:: Entries ::
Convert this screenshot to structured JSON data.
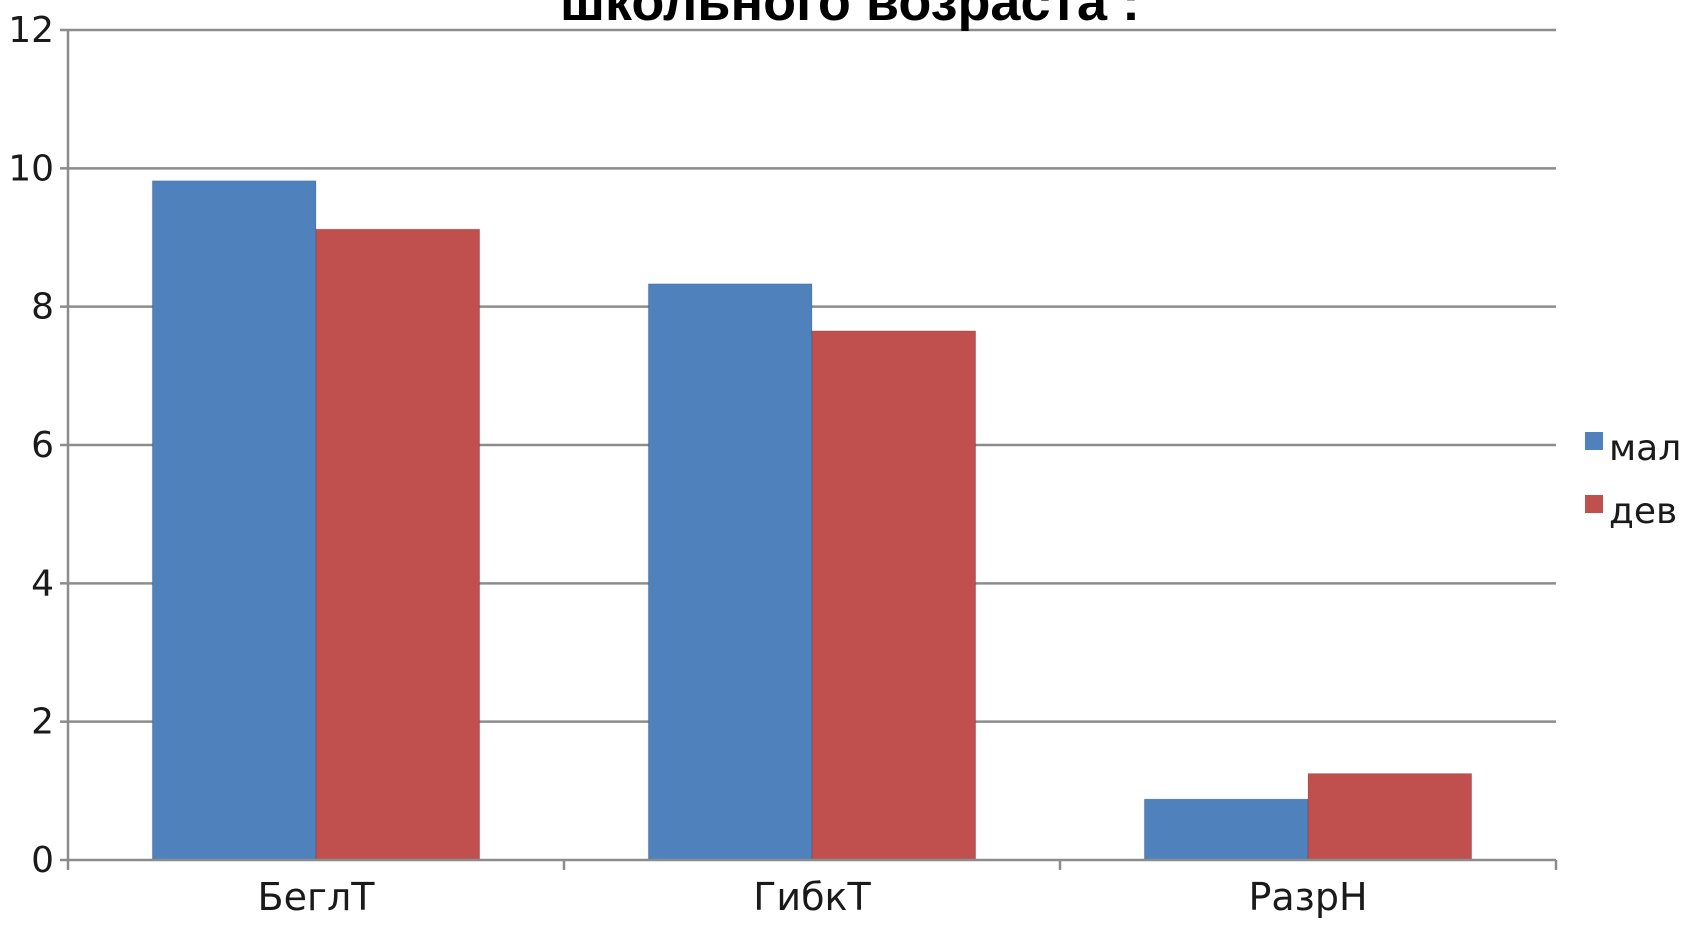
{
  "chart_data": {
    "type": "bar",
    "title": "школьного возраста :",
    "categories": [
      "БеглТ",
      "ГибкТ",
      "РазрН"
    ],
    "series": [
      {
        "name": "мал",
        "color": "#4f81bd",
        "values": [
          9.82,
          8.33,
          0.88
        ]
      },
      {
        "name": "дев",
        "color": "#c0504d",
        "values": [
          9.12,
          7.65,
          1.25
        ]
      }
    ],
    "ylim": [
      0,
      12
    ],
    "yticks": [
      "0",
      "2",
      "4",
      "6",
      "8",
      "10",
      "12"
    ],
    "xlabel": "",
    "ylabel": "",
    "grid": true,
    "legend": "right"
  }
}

:: Work to be completed ::
Transcribe each line above verbatim, with the pictures left out.

:: Complete answer ::
Convert this screenshot to structured JSON data.
{
  "chart_data": {
    "type": "bar",
    "title": "школьного возраста :",
    "categories": [
      "БеглТ",
      "ГибкТ",
      "РазрН"
    ],
    "series": [
      {
        "name": "мал",
        "color": "#4f81bd",
        "values": [
          9.82,
          8.33,
          0.88
        ]
      },
      {
        "name": "дев",
        "color": "#c0504d",
        "values": [
          9.12,
          7.65,
          1.25
        ]
      }
    ],
    "ylim": [
      0,
      12
    ],
    "yticks": [
      "0",
      "2",
      "4",
      "6",
      "8",
      "10",
      "12"
    ],
    "xlabel": "",
    "ylabel": "",
    "grid": true,
    "legend": "right"
  }
}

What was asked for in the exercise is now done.